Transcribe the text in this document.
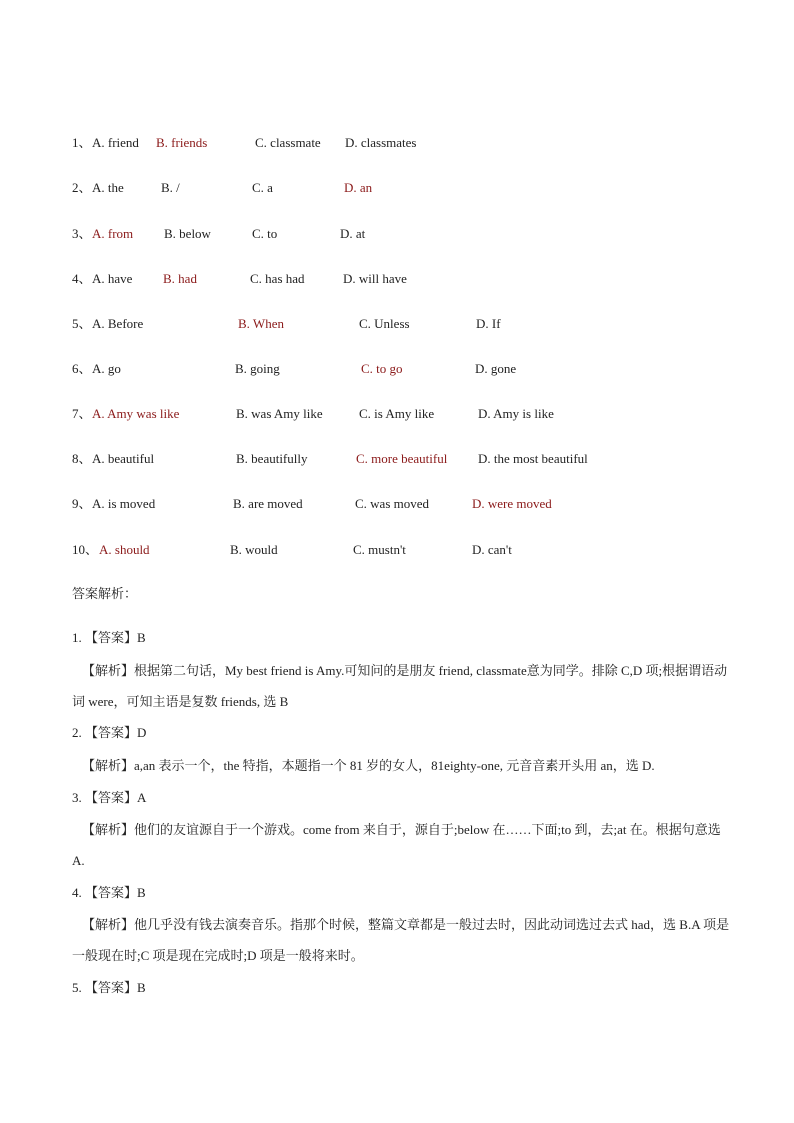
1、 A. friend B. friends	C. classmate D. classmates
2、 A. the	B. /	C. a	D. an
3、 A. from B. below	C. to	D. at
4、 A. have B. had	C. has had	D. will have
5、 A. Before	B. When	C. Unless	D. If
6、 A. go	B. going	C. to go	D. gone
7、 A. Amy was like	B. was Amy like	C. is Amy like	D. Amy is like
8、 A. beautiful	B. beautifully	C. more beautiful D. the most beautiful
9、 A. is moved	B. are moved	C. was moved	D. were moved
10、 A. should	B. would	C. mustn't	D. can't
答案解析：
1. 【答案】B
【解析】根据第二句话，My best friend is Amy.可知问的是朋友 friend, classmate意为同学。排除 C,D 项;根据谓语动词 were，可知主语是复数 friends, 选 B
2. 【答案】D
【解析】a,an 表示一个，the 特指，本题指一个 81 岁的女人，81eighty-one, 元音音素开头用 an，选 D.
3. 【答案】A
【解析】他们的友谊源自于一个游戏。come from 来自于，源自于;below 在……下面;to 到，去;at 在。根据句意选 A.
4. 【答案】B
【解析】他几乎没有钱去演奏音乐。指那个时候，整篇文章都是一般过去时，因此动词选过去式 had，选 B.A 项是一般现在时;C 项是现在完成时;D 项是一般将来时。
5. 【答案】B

------------------------------------------------------------------------

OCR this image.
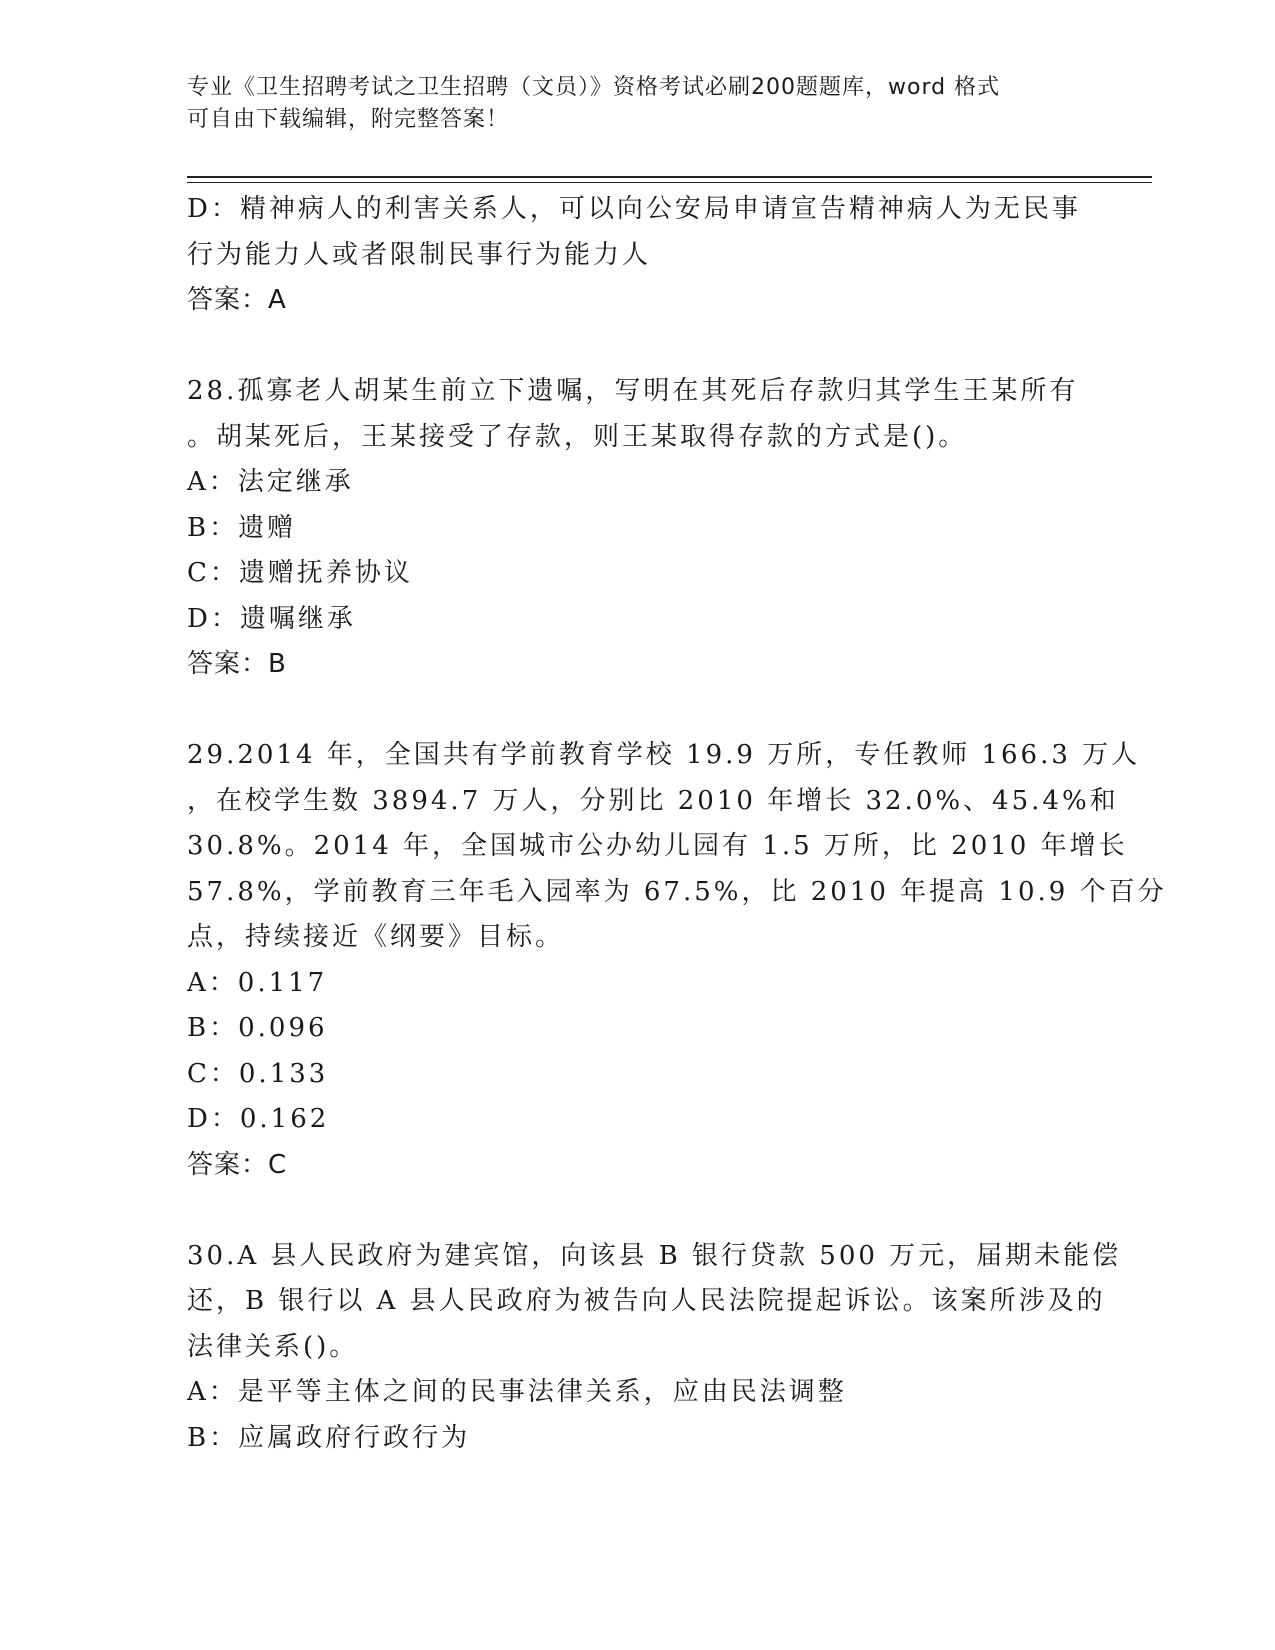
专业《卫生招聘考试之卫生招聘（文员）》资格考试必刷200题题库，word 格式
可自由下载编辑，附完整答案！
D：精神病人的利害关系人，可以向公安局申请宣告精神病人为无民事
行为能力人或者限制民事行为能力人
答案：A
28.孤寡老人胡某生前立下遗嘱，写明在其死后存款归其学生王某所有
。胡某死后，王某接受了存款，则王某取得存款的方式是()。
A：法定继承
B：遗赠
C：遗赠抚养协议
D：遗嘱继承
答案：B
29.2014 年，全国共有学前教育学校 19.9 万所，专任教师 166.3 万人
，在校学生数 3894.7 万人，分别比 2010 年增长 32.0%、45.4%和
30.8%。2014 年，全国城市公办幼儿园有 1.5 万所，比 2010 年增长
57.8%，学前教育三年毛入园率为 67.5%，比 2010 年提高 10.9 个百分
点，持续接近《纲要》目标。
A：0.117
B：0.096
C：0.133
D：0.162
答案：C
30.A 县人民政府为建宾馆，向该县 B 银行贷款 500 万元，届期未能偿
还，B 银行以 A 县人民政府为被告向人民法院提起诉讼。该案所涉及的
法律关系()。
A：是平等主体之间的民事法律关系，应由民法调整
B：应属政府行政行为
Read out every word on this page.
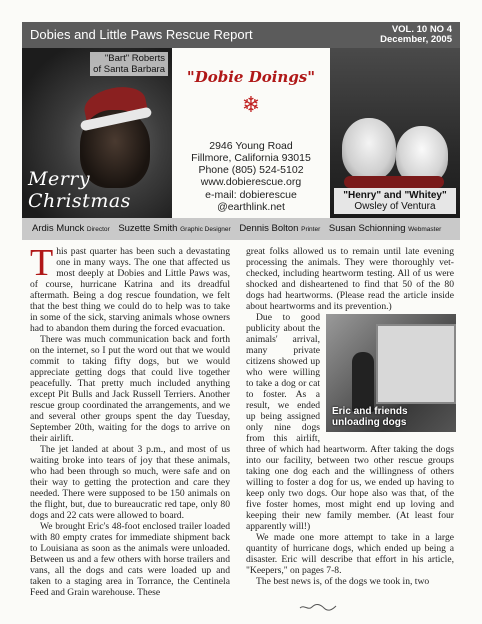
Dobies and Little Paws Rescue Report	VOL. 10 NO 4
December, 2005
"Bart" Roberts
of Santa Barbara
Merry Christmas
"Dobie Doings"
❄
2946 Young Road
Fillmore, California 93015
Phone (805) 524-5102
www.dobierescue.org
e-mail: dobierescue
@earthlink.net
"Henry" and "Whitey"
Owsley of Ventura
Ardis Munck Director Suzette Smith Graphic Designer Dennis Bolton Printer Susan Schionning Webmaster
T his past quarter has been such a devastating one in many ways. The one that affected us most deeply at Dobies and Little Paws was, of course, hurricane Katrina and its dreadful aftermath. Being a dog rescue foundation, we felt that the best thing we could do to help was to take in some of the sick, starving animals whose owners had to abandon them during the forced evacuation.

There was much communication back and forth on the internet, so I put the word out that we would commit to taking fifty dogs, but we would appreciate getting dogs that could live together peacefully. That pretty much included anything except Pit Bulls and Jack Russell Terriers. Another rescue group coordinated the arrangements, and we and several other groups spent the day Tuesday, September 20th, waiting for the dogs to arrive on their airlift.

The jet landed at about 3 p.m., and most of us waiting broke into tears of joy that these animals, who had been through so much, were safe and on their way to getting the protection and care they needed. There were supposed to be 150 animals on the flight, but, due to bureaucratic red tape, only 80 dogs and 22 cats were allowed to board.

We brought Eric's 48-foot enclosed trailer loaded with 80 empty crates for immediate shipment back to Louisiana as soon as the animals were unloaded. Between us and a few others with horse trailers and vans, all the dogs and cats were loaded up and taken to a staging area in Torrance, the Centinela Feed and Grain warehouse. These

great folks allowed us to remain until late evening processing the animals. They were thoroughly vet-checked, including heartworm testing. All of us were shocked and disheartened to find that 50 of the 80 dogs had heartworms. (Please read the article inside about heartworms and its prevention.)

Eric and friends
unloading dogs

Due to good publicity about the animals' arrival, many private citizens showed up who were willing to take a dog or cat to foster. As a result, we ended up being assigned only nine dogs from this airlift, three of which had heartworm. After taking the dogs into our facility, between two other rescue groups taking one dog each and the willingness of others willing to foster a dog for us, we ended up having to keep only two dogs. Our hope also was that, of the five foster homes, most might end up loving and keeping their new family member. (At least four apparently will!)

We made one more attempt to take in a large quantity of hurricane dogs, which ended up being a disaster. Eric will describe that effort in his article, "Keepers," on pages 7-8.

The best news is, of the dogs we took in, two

------------------------------------------------------------------------

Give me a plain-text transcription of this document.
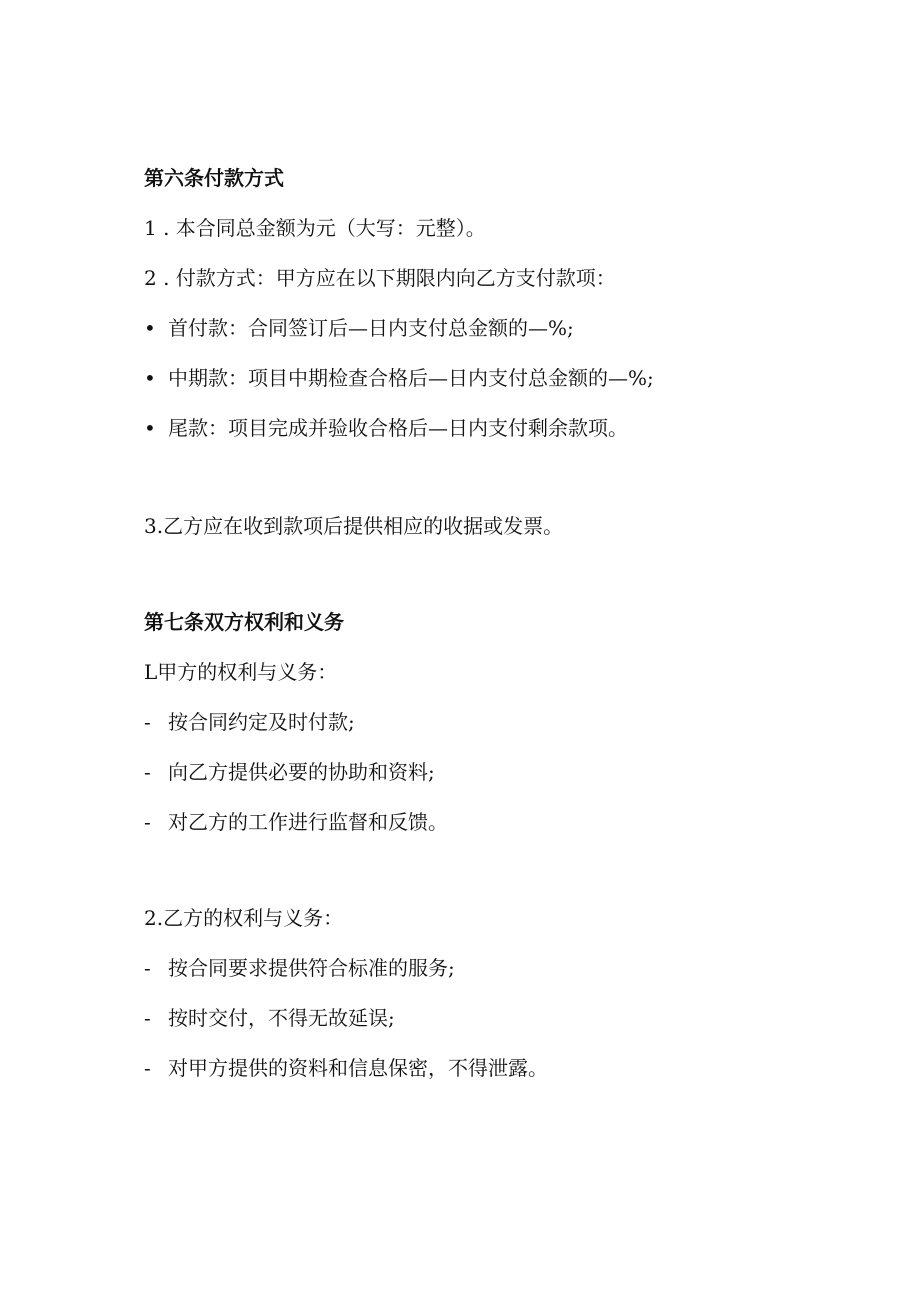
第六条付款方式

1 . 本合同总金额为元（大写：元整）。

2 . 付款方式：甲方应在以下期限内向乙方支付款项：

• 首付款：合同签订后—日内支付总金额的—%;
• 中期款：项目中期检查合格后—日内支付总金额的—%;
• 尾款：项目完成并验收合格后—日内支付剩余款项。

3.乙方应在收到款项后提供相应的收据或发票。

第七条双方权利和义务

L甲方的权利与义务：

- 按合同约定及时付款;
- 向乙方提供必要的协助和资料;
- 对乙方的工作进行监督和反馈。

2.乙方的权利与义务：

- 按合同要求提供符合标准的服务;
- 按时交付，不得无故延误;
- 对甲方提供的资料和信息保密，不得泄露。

------------------------------------------------------------------------

Do this. Locate each line containing the string "document" and show it.

Task answer.
Transcribe the text in this document.
Give me a plain-text transcription of this document.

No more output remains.